EXERCISE DIRECTIONS ▸
Extract from the listing each line in which the word "What" appears.

▬▬▬

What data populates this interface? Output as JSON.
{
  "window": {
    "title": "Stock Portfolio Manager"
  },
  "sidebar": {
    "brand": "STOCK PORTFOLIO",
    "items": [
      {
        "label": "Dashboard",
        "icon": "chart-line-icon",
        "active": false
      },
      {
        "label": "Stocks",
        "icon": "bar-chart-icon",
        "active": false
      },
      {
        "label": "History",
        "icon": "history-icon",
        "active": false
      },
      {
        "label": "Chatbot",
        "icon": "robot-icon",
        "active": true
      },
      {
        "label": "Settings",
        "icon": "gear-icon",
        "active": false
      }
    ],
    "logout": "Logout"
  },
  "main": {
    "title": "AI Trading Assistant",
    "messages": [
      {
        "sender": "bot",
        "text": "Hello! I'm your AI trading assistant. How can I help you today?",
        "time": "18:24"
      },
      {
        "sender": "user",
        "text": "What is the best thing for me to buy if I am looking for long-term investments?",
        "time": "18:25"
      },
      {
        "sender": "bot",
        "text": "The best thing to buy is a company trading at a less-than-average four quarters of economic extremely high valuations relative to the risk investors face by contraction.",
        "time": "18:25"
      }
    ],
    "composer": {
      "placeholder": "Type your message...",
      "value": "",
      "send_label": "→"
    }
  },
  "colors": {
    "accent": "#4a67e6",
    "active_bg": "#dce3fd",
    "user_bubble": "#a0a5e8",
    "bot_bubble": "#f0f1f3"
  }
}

▬▬▬

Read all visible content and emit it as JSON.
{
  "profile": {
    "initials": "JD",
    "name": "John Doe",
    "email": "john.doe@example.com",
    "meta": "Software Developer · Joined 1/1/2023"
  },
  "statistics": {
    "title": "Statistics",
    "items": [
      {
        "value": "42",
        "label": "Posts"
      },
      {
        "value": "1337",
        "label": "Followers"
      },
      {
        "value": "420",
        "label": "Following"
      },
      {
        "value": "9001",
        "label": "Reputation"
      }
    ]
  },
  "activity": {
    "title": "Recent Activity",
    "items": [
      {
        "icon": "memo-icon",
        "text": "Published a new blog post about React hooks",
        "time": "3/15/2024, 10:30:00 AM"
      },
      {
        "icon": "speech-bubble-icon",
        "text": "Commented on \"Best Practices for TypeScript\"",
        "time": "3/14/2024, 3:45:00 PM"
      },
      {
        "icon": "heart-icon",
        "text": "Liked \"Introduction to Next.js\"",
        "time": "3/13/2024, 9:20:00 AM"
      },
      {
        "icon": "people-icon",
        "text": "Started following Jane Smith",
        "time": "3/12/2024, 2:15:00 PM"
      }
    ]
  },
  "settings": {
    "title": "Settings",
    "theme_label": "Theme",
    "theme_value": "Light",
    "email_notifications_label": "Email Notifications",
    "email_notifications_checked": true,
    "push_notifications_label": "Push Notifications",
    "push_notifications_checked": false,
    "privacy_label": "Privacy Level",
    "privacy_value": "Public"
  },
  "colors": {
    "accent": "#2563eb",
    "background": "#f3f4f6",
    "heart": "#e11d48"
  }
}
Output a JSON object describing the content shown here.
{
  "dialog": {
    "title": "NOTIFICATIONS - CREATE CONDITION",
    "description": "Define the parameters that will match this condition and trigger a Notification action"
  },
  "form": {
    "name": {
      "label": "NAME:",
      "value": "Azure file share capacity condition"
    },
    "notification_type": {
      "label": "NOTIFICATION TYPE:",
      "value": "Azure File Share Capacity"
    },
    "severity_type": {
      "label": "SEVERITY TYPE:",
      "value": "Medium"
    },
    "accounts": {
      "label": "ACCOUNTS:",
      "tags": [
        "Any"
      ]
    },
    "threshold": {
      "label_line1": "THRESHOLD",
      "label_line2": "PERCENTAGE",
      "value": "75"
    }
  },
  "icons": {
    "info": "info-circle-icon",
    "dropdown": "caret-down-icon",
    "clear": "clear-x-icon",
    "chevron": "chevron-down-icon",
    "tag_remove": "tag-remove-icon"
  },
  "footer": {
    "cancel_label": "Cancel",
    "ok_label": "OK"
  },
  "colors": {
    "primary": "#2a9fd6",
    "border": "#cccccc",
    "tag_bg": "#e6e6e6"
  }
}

▬▬▬

EXERCISE RESULT ▸
What data populates this interface? Output as JSON.
        "text": "What is the best thing for me to buy if I am looking for long-term investments?",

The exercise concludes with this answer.